# Start of SUPPLIED ENTRIES

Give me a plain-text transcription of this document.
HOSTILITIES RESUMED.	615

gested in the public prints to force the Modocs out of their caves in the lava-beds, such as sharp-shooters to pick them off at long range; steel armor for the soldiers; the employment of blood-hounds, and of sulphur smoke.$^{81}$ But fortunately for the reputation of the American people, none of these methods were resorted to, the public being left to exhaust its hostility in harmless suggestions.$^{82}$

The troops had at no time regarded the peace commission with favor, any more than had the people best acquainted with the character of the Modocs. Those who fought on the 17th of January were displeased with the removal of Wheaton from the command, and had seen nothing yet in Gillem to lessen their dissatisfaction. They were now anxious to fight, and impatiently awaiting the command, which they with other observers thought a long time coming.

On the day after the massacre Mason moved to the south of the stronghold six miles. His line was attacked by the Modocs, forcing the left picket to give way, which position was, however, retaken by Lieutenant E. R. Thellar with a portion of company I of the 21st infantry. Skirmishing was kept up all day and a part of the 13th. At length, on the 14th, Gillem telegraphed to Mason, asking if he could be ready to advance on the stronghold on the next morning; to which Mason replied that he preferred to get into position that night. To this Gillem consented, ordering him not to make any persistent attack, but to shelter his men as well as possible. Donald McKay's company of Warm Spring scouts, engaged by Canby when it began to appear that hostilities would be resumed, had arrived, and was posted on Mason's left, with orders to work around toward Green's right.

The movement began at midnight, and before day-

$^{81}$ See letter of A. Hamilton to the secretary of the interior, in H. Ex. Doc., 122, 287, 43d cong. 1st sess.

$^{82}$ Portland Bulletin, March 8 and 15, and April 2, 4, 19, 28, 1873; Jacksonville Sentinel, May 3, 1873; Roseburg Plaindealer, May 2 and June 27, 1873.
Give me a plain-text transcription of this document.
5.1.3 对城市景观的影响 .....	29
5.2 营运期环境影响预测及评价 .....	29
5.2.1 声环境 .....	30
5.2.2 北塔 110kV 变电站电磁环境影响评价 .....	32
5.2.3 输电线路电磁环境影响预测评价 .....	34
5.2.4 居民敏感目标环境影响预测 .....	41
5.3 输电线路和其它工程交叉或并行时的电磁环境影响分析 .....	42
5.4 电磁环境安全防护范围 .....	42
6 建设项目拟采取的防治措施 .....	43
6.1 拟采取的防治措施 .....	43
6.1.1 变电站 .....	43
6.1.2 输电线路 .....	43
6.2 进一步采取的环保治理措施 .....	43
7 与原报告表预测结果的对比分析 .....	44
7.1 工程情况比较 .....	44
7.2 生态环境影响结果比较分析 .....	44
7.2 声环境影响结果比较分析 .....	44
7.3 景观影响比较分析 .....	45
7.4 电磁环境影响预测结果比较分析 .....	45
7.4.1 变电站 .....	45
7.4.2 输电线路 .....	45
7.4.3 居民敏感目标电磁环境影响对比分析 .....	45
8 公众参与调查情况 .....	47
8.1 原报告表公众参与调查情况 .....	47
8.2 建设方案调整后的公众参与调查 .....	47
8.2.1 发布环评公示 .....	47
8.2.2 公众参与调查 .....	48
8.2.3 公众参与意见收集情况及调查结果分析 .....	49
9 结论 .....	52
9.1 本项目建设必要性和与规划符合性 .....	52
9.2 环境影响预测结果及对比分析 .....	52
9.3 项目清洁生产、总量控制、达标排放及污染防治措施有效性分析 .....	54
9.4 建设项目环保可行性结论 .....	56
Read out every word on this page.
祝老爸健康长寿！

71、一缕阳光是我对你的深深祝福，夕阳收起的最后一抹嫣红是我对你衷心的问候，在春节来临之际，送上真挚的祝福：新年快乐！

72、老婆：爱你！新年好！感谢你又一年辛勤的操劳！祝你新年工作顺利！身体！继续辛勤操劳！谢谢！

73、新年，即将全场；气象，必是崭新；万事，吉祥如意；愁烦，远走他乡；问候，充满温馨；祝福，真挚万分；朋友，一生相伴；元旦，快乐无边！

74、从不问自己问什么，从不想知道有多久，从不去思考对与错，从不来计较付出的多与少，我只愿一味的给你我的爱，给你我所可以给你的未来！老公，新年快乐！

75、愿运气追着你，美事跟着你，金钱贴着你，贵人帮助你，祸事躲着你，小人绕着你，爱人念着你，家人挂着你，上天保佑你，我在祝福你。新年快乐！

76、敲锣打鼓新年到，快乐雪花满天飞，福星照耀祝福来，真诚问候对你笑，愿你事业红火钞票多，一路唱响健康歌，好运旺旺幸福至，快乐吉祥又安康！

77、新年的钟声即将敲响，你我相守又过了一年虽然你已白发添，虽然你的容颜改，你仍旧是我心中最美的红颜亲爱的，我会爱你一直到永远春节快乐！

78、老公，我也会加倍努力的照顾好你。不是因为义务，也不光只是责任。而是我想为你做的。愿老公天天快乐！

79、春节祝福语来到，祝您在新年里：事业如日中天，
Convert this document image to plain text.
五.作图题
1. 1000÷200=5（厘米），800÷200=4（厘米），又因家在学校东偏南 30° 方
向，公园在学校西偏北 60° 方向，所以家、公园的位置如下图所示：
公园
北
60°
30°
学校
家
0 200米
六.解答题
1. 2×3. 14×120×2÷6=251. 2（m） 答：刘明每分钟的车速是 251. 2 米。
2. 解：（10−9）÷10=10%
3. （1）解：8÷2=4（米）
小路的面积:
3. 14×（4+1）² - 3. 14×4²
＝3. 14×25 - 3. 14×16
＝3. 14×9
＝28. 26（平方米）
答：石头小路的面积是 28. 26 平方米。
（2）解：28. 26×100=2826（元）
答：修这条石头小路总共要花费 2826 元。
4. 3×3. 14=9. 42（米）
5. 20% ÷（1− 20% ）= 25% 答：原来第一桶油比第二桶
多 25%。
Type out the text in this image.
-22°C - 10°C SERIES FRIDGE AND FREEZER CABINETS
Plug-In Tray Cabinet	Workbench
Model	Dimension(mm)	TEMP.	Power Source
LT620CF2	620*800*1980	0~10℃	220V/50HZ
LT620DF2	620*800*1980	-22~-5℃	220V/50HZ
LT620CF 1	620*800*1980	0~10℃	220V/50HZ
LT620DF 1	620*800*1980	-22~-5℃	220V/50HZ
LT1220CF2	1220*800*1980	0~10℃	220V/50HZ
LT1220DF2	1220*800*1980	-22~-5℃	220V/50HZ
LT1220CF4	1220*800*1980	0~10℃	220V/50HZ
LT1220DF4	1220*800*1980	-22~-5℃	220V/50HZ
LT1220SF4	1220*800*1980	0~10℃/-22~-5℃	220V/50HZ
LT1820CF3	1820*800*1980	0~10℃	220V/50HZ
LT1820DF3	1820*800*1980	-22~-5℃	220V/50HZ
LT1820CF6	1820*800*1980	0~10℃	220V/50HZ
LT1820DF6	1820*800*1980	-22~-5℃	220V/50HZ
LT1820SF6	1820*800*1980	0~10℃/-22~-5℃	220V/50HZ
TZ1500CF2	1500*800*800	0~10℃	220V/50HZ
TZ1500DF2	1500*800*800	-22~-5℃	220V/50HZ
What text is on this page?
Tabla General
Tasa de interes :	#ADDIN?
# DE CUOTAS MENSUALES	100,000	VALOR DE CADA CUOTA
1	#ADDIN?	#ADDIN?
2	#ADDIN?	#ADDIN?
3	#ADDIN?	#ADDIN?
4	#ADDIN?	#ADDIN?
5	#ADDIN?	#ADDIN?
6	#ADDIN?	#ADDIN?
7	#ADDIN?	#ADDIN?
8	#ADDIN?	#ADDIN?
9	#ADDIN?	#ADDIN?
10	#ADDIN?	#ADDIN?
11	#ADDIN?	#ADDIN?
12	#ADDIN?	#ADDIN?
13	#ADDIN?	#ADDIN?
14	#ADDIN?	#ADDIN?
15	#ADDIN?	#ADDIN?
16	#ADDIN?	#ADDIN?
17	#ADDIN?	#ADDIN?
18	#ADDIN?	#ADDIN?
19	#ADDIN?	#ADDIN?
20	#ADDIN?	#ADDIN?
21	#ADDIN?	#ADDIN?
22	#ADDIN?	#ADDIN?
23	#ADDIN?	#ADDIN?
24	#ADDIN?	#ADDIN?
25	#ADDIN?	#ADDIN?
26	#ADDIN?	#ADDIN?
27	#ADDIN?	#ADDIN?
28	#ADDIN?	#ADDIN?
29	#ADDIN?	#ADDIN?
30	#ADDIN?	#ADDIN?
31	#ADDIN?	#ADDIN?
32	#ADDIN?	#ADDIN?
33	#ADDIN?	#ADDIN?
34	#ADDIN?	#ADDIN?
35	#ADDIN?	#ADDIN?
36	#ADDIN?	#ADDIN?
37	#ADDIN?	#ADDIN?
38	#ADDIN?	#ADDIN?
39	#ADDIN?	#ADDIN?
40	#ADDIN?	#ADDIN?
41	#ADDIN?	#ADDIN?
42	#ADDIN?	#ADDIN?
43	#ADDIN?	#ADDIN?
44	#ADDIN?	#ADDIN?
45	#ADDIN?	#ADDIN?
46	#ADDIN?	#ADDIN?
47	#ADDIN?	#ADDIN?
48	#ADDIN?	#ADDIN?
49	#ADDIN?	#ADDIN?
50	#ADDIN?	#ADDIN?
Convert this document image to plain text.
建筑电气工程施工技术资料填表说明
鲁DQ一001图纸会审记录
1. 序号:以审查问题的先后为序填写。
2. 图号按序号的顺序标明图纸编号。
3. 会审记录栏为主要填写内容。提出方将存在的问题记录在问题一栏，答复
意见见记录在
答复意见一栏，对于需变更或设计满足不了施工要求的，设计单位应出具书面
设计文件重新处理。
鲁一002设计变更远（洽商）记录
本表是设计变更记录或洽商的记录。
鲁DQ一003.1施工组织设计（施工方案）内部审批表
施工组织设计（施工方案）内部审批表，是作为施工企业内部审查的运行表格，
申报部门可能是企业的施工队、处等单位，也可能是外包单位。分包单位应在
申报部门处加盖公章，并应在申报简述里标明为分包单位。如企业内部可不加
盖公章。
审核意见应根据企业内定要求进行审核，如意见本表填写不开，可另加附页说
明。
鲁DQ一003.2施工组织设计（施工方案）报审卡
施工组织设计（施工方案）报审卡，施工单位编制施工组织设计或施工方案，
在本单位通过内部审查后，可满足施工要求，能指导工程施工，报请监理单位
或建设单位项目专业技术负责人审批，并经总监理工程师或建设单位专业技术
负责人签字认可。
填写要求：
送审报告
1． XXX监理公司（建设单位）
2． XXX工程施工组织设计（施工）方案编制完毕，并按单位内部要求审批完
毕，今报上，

# End of SUPPLIED ENTRIES

> WORK TO BE COMPLETED
Copy out every line holding the string "施工方案".

> COMPLETE ANSWER
鲁DQ一003.1施工组织设计（施工方案）内部审批表
施工组织设计（施工方案）内部审批表，是作为施工企业内部审查的运行表格，
鲁DQ一003.2施工组织设计（施工方案）报审卡
施工组织设计（施工方案）报审卡，施工单位编制施工组织设计或施工方案，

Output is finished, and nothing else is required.